### Work instructions
All entries must be transcribed exactly, down to the last character.

START Data records

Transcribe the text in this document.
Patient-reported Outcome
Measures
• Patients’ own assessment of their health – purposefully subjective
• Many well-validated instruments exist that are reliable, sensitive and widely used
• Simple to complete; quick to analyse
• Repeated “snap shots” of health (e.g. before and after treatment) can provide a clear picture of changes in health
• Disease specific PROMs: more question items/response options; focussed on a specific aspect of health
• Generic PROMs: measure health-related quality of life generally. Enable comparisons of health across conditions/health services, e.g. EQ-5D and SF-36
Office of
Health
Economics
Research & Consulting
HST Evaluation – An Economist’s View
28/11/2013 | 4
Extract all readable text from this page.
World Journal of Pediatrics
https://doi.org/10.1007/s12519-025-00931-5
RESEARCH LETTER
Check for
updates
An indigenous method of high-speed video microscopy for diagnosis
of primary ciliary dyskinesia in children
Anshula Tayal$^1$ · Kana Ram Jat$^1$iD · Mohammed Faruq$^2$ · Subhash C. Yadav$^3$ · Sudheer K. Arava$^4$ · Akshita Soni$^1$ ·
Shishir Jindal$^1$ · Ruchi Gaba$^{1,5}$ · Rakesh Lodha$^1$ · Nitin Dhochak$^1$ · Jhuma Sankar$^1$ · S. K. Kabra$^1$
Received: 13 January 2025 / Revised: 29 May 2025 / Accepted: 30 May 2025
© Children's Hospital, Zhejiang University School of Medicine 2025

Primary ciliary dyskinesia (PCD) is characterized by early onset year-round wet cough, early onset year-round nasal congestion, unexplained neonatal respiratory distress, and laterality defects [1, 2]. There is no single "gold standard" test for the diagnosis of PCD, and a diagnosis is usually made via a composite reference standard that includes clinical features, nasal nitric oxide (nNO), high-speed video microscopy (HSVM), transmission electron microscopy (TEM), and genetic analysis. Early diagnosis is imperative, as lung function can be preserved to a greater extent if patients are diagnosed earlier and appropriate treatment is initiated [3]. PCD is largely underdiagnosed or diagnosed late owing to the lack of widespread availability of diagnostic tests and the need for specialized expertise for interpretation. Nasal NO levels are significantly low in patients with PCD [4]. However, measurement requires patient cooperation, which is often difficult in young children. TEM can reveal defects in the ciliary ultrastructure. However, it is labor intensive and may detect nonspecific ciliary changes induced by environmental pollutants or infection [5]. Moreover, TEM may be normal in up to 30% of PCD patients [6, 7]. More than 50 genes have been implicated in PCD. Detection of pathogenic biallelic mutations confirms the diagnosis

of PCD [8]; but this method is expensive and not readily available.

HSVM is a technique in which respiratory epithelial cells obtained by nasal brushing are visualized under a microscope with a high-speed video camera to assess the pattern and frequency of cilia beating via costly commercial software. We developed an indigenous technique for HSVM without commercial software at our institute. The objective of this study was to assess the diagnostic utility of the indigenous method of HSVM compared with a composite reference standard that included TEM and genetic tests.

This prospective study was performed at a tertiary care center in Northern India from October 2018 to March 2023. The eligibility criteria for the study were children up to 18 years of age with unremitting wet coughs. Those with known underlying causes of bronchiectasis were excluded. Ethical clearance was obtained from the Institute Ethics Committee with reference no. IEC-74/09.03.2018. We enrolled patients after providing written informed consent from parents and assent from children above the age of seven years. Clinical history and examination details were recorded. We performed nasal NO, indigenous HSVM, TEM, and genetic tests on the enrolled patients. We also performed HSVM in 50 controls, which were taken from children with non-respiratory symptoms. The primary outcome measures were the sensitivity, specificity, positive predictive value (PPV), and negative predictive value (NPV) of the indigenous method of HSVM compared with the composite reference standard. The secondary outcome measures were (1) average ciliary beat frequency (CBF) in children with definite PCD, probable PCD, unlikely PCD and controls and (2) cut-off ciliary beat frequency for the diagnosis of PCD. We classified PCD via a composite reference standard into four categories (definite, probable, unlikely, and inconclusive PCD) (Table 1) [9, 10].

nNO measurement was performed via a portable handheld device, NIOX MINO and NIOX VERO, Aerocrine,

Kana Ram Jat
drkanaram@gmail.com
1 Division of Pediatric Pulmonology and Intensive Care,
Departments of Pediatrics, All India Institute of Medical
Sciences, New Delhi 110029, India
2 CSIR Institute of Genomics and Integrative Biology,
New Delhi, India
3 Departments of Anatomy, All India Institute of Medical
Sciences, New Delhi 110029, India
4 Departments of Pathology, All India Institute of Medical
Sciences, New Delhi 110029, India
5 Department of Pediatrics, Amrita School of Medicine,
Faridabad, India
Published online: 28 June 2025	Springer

END Data records

### Written solution
Transcribe the text in this document.
Patient-reported Outcome
Measures
• Patients’ own assessment of their health – purposefully subjective
• Many well-validated instruments exist that are reliable, sensitive and widely used
• Simple to complete; quick to analyse
• Repeated “snap shots” of health (e.g. before and after treatment) can provide a clear picture of changes in health
• Disease specific PROMs: more question items/response options; focussed on a specific aspect of health
• Generic PROMs: measure health-related quality of life generally. Enable comparisons of health across conditions/health services, e.g. EQ-5D and SF-36
Office of
Health
Economics
Research & Consulting
HST Evaluation – An Economist’s View
28/11/2013 | 4
Extract all readable text from this page.
World Journal of Pediatrics
https://doi.org/10.1007/s12519-025-00931-5
RESEARCH LETTER
Check for
updates
An indigenous method of high-speed video microscopy for diagnosis
of primary ciliary dyskinesia in children
Anshula Tayal$^1$ · Kana Ram Jat$^1$iD · Mohammed Faruq$^2$ · Subhash C. Yadav$^3$ · Sudheer K. Arava$^4$ · Akshita Soni$^1$ ·
Shishir Jindal$^1$ · Ruchi Gaba$^{1,5}$ · Rakesh Lodha$^1$ · Nitin Dhochak$^1$ · Jhuma Sankar$^1$ · S. K. Kabra$^1$
Received: 13 January 2025 / Revised: 29 May 2025 / Accepted: 30 May 2025
© Children's Hospital, Zhejiang University School of Medicine 2025

Primary ciliary dyskinesia (PCD) is characterized by early onset year-round wet cough, early onset year-round nasal congestion, unexplained neonatal respiratory distress, and laterality defects [1, 2]. There is no single "gold standard" test for the diagnosis of PCD, and a diagnosis is usually made via a composite reference standard that includes clinical features, nasal nitric oxide (nNO), high-speed video microscopy (HSVM), transmission electron microscopy (TEM), and genetic analysis. Early diagnosis is imperative, as lung function can be preserved to a greater extent if patients are diagnosed earlier and appropriate treatment is initiated [3]. PCD is largely underdiagnosed or diagnosed late owing to the lack of widespread availability of diagnostic tests and the need for specialized expertise for interpretation. Nasal NO levels are significantly low in patients with PCD [4]. However, measurement requires patient cooperation, which is often difficult in young children. TEM can reveal defects in the ciliary ultrastructure. However, it is labor intensive and may detect nonspecific ciliary changes induced by environmental pollutants or infection [5]. Moreover, TEM may be normal in up to 30% of PCD patients [6, 7]. More than 50 genes have been implicated in PCD. Detection of pathogenic biallelic mutations confirms the diagnosis

of PCD [8]; but this method is expensive and not readily available.

HSVM is a technique in which respiratory epithelial cells obtained by nasal brushing are visualized under a microscope with a high-speed video camera to assess the pattern and frequency of cilia beating via costly commercial software. We developed an indigenous technique for HSVM without commercial software at our institute. The objective of this study was to assess the diagnostic utility of the indigenous method of HSVM compared with a composite reference standard that included TEM and genetic tests.

This prospective study was performed at a tertiary care center in Northern India from October 2018 to March 2023. The eligibility criteria for the study were children up to 18 years of age with unremitting wet coughs. Those with known underlying causes of bronchiectasis were excluded. Ethical clearance was obtained from the Institute Ethics Committee with reference no. IEC-74/09.03.2018. We enrolled patients after providing written informed consent from parents and assent from children above the age of seven years. Clinical history and examination details were recorded. We performed nasal NO, indigenous HSVM, TEM, and genetic tests on the enrolled patients. We also performed HSVM in 50 controls, which were taken from children with non-respiratory symptoms. The primary outcome measures were the sensitivity, specificity, positive predictive value (PPV), and negative predictive value (NPV) of the indigenous method of HSVM compared with the composite reference standard. The secondary outcome measures were (1) average ciliary beat frequency (CBF) in children with definite PCD, probable PCD, unlikely PCD and controls and (2) cut-off ciliary beat frequency for the diagnosis of PCD. We classified PCD via a composite reference standard into four categories (definite, probable, unlikely, and inconclusive PCD) (Table 1) [9, 10].

nNO measurement was performed via a portable handheld device, NIOX MINO and NIOX VERO, Aerocrine,

Kana Ram Jat
drkanaram@gmail.com
1 Division of Pediatric Pulmonology and Intensive Care,
Departments of Pediatrics, All India Institute of Medical
Sciences, New Delhi 110029, India
2 CSIR Institute of Genomics and Integrative Biology,
New Delhi, India
3 Departments of Anatomy, All India Institute of Medical
Sciences, New Delhi 110029, India
4 Departments of Pathology, All India Institute of Medical
Sciences, New Delhi 110029, India
5 Department of Pediatrics, Amrita School of Medicine,
Faridabad, India
Published online: 28 June 2025	Springer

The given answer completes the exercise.